ЗАДАНИЯ –
1 – Перепишите дословно фрагмент выбранного текста от слов «Суд состоялся, но» до слов «еще пять лет.» включительно.
2 – Определите, соответствуют ли выбранному тексту следующие утверждения: (а) в 1991 году Рогожкин привез «Караул» в Вильнюс; (б) сценарий фильма «Караул» написал сам Рогожкин; (в) западным врачам удалось вылечить Артура. На каждое ответьте «да» или «нет» и приведите решающие слова текста в точной цитате.

ВЫБРАННЫЙ ТЕКСТ –
::::::::

Суд состоялся, но без него. На суде в адрес его части было вынесено частное определение – зачем не проводили поэтапную профилактику дедовщины? Очередные стрелочники понесли очередные наказания. Но тогда, в 1990 году, еще была надежда удержать Литву – сначала посулами, потом силой. В порядке посулов шли на удовлетворение некоторых политических требований. И одним из первых политических требований Литвы, которая, в отличие от России, своих берегла, – было выдать Сакалаускаса. В его защиту на Кафедральной площади Вилюнюса собрали сотни тысяч подписей. Комитет женщин Литвы рассылал своих эмиссаров в советские общественные организации. Вся Прибалтика просила за Сакалаускаса. И его – невменяемого, растерзанного, непоправимо искалеченного – привезли в Вильнюс, где он лечился еще пять лет.

В 1991 году Рогожкин привез “Караул” в Вильнюс. Мать Сакалаускаса подошла поблагодарить его. Рогожкин ответил, что снимал свой фильм не о ее сыне; картина снята по сценарию Ивана Лощилина, написанному еще в 1979 году, о той трагедии, очевидцем которой был сам Рогожкин шестью годами раньше: служа в армии, он участвовал в облаве на солдата, расстрелявшего весь караул и теперь скрывавшегося. И таких случаев он знал много.

После всего пережитого отец и мать Сакалаускаса стали инвалидами второй группы. Артура пытались лечить западные врачи – безрезультатно. Он выписан из больницы, пытается жить нормальной жизнью, но ни работать, ни завести семью не может. Болезнь оказалась неизлечимой, и где ее корни – в армии, в спецвагоне, в детстве, – не может ответить никто. Мать Сакалаускаса в беседе со мной утверждала, что он ушел в армию здоровым. Она просила меня не напоминать в печати об ее сыне: боль и ужас никуда не делись. Я понимаю ее и, повторяю, не стал бы писать этого материала, если бы сама жизнь не напомнила об истории Сакалаускаса, в которой тогда, за лавиной межнациональных и внутренних кровотечений, не успели расставить моральные акценты. Самое ужасное, что и настоящего протеста не вышло: сколько бы публицисты ни призывали призывников, простите за тавтологию, рвать повестки и требовать альтернативы, – все тщетно. Вот и сегодня депутаты-демократы разослали по редакциям факс: не ходите, мол, служить, требуйте альтернативной службы, – но, боюсь, все это бесполезно. К тому же и публикаций об армии в сегодняшней прессе почти нет – то ли дело о поносе у собачки Агутина!

::::::::

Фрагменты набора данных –
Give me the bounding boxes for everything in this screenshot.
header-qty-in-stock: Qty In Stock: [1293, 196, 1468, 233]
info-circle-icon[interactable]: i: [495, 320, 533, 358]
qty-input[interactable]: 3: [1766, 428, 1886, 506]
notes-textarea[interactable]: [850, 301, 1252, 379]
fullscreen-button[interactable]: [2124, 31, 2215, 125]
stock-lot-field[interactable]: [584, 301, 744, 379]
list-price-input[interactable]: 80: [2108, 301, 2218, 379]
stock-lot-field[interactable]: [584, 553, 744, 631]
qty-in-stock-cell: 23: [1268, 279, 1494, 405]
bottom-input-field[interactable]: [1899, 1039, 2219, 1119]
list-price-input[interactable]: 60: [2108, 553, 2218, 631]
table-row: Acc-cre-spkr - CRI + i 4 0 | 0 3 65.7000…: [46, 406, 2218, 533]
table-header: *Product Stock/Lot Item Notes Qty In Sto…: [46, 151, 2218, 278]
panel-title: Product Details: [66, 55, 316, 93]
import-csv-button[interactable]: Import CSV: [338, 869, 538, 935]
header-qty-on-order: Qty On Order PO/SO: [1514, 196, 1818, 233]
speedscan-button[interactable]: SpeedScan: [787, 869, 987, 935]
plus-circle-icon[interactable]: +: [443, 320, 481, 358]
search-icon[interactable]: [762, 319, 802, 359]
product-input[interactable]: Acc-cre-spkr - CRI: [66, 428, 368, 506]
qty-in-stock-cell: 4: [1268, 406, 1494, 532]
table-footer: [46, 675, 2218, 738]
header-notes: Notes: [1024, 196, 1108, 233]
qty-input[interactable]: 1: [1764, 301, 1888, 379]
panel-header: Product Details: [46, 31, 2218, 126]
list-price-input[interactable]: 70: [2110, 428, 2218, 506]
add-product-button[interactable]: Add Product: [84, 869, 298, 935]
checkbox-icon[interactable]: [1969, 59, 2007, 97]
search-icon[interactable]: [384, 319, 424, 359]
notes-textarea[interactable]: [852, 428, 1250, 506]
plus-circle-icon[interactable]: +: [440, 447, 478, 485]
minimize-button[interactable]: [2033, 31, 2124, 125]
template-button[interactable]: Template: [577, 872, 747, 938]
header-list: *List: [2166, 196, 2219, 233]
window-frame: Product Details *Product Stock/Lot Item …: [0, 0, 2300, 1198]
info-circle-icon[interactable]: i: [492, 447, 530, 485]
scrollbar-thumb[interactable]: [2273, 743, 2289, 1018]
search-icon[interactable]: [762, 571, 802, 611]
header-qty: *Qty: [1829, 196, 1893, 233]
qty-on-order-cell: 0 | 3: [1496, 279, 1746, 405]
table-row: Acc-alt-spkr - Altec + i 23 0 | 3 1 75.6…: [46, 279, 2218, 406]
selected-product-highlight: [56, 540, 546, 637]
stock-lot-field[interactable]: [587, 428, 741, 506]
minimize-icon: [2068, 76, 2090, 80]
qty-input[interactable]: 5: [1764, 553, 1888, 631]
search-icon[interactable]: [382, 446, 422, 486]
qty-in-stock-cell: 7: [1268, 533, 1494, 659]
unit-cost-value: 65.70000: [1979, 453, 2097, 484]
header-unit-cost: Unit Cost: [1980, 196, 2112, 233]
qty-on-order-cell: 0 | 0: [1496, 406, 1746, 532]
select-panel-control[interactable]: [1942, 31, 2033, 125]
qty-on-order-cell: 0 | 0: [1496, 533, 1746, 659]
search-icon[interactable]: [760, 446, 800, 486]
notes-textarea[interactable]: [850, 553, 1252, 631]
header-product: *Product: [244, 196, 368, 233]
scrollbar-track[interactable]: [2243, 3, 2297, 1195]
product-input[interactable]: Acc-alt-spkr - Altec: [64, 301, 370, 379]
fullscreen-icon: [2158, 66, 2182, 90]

::::::::

ОТВЕТЫ К УПРАЖНЕНИЮ –
1 –
Суд состоялся, но без него. На суде в адрес его части было вынесено частное определение – зачем не проводили поэтапную профилактику дедовщины? Очередные стрелочники понесли очередные наказания. Но тогда, в 1990 году, еще была надежда удержать Литву – сначала посулами, потом силой. В порядке посулов шли на удовлетворение некоторых политических требований. И одним из первых политических требований Литвы, которая, в отличие от России, своих берегла, – было выдать Сакалаускаса. В его защиту на Кафедральной площади Вилюнюса собрали сотни тысяч подписей. Комитет женщин Литвы рассылал своих эмиссаров в советские общественные организации. Вся Прибалтика просила за Сакалаускаса. И его – невменяемого, растерзанного, непоправимо искалеченного – привезли в Вильнюс, где он лечился еще пять лет.

2 –
(а) Да: «В 1991 году Рогожкин привез “Караул” в Вильнюс».
(б) Нет: «картина снята по сценарию Ивана Лощилина».
(в) Нет: «Артура пытались лечить западные врачи – безрезультатно».